## Text extract
....................

It is a million degrees.
“This is where they started walking.”
I point to what no longer exists, a long gone bridge of ice and snow, and attempt a smile. “They just put their backpacks on and walked straight from here… To over there.” I make a gesture towards the other side.
We consider the base of the Aiguille du Dru, mysterious in the distance. Looking down towards Mer de Glace, it becomes clear to me that such a route is not even an option today.
I am in awe.
Even if I wanted to, I realize, I could not follow in their footsteps. Below me is a war-zone of boulders, gravel and dust. Beyond that, rockfalls and moraine. A steep concave wall that I do not wish to climb. Waterfalls and danger.
If I wanted to follow in their footsteps, I’d have to take a different route. That’s how far we’ve come.
Sign after sign after sign… 1935, 1970, 1992, 2005… Soon it will all be gone.
“Mec,” someone says, “you do realize that the route the two of them climbed technically isn’t even there anymore? It all fell down. It’s turned into nothing but dust and gravel.”

Felix Olsson

Close enough

Sometimes it is so warm it makes me unmotivated to do… Anything.
Let’s bike up to Le Tour, they said. It will be fun, they said.
I am about to go to bed, it is the night before. I am, so, not excited.
I’m thinking about granite and long-gone glaciers.
We make it to Le Tour and back.
Omelette au fromage.
L’Aiguille du Dru, always present at my side.
I probe my friend for information on the approach, constantly sending him messages.
How do I get to the base?
Is this a joke, am I naive, is it something one can even walk to?
Is the Montenvers-route even a thing anymore?

....................

## Stated exercise A
Retype the Aiguille du Dru passage from "Even if I wanted" to "far we’ve come.".
## Stated exercise B
Which years are given for the signs in the Aiguille du Dru passage? List all of them.
## Stated exercise C
Proceed with the Aiguille du Dru passage, picking up after its final line.

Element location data

....................

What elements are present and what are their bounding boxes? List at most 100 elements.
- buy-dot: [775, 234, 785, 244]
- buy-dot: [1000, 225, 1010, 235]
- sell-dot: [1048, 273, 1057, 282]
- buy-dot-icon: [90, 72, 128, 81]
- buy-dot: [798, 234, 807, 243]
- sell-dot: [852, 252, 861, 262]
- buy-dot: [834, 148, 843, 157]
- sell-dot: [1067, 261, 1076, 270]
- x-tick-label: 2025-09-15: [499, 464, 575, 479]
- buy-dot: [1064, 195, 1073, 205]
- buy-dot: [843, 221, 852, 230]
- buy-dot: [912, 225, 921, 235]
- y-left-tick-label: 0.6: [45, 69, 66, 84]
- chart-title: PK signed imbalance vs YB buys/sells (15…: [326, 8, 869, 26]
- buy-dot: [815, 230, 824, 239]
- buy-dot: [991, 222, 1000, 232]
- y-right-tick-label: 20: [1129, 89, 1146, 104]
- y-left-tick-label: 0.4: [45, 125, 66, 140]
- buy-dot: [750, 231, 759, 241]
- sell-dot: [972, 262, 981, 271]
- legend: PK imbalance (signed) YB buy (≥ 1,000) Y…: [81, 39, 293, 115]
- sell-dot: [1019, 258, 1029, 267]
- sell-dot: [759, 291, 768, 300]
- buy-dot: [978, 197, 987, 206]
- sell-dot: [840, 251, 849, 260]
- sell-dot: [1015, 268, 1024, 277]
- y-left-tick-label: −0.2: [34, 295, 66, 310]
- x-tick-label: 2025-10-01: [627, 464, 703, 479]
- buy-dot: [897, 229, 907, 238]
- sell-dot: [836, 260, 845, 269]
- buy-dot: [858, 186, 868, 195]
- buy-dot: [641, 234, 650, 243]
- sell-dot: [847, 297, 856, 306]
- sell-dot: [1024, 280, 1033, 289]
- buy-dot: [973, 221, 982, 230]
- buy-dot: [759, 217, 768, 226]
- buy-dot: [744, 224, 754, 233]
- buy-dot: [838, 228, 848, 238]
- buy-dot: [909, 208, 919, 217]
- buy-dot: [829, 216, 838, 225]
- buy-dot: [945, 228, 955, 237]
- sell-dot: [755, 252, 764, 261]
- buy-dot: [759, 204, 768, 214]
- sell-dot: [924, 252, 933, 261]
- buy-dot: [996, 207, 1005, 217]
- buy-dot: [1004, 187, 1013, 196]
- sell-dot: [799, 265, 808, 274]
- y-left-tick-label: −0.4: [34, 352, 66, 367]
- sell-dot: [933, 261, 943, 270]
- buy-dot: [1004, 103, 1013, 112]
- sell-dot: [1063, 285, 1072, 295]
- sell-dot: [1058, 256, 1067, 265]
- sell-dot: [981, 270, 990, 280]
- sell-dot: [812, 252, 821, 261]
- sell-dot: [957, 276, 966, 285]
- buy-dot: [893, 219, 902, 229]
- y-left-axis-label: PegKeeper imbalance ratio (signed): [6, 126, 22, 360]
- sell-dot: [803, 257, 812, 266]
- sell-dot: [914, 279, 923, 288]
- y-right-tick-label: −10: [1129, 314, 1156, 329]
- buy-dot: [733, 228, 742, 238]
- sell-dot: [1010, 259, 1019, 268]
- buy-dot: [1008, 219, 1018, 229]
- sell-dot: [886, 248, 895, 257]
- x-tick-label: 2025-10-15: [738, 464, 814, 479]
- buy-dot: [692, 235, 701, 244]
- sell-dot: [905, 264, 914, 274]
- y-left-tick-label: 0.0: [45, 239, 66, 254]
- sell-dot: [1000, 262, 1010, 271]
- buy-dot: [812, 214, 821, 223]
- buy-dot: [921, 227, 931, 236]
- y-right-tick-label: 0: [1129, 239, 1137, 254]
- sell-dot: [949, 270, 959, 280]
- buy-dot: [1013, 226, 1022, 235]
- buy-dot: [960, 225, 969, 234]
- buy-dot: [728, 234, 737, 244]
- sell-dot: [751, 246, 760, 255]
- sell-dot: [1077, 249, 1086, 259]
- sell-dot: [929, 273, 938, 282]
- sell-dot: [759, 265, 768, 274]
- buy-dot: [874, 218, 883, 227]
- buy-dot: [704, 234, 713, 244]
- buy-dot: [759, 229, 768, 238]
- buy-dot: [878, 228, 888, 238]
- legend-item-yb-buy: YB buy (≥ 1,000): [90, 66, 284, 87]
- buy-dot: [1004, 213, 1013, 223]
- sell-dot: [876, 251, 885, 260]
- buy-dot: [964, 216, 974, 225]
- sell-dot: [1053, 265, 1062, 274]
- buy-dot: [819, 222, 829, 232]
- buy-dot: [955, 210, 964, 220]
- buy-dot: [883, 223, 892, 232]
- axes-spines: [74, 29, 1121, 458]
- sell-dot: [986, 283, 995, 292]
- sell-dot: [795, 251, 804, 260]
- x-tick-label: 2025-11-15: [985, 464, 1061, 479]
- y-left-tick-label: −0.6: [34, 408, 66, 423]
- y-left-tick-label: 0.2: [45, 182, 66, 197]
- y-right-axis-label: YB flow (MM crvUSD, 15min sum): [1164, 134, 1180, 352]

....................

## Reply A
Even if I wanted to, I realize, I could not follow in their footsteps. Below me is a war-zone of boulders, gravel and dust. Beyond that, rockfalls and moraine. A steep concave wall that I do not wish to climb. Waterfalls and danger.
If I wanted to follow in their footsteps, I’d have to take a different route. That’s how far we’ve come.

## Reply B
1935, 1970, 1992, 2005

## Reply C
Do I have to go through Grands Montets?
“Hahaha” is his first response.
I am then told an encouraging story of crampons and gondolas.
Looks like going via the top of Grands Montets could get me close enough.
Im typing furiously at my keyboard. It is 02.32.
A million degrees.

Felix Olsson

Keep me awake

“But then you’d have to climb Les Drus!”, he points out, as I try to explain my impetus.
“Not necessarily.” I sigh.
“I don’t even know if what I want to do is follow in their footsteps. I just know that the contrast, between what they did and what would be possible today, is keeping me awake at night.”
He smiles at me, curious.
Well. Okay. It doesn’t keep me awake at night. There are thoughts that keep me awake at night, but they are of her – not of mountains.
I am, however, thinking about it every time I see the train, or the summit. And I see them every damn day.
“I just, somehow, want to process this”, I moan. “What do I do?”
My friend considers me for a moment.
Then he shrugs.
“Write the article.”

Felix Olsson

The North Face

It is summer in Chamonix and I am biking everywhere.
I have recently acquired a pair of Birkenstocks, and they’ve been life changing for my feet.
“Ya”, she wrote me. “Dream shoes.”
I am climbing the last hill between Plan de l’Aiguille and Le Signal, hoping to get a good view of the North face of that damned mountain.
“That was what I was going to get you for your birthday, you know.” she writes.
“Birkenstocks and Stance socks.”
I smile to myself, and shake my head.
She is too good for me.
I have brought this 200mm telephoto-lens and am calibrating it towards the face that Gaston climbed, trying to understand.
I guess the granite that he climbed really is not there anymore.
People are always asking me why I’ve been so obsessed with his short written testimony of that climb. I can’t figure it out logically. It is just an obsession. Just because it seems like a beautiful idea.
Most of us can’t use reason to figure out why we are motivated to do the mountain-stuff that we do.
And yet for all of us it will satisfy something in us – spiritually and emotionally.
If she was at my side now she’d laugh and beg to differ.
“It’s not spiritual, dude.”
But she had left.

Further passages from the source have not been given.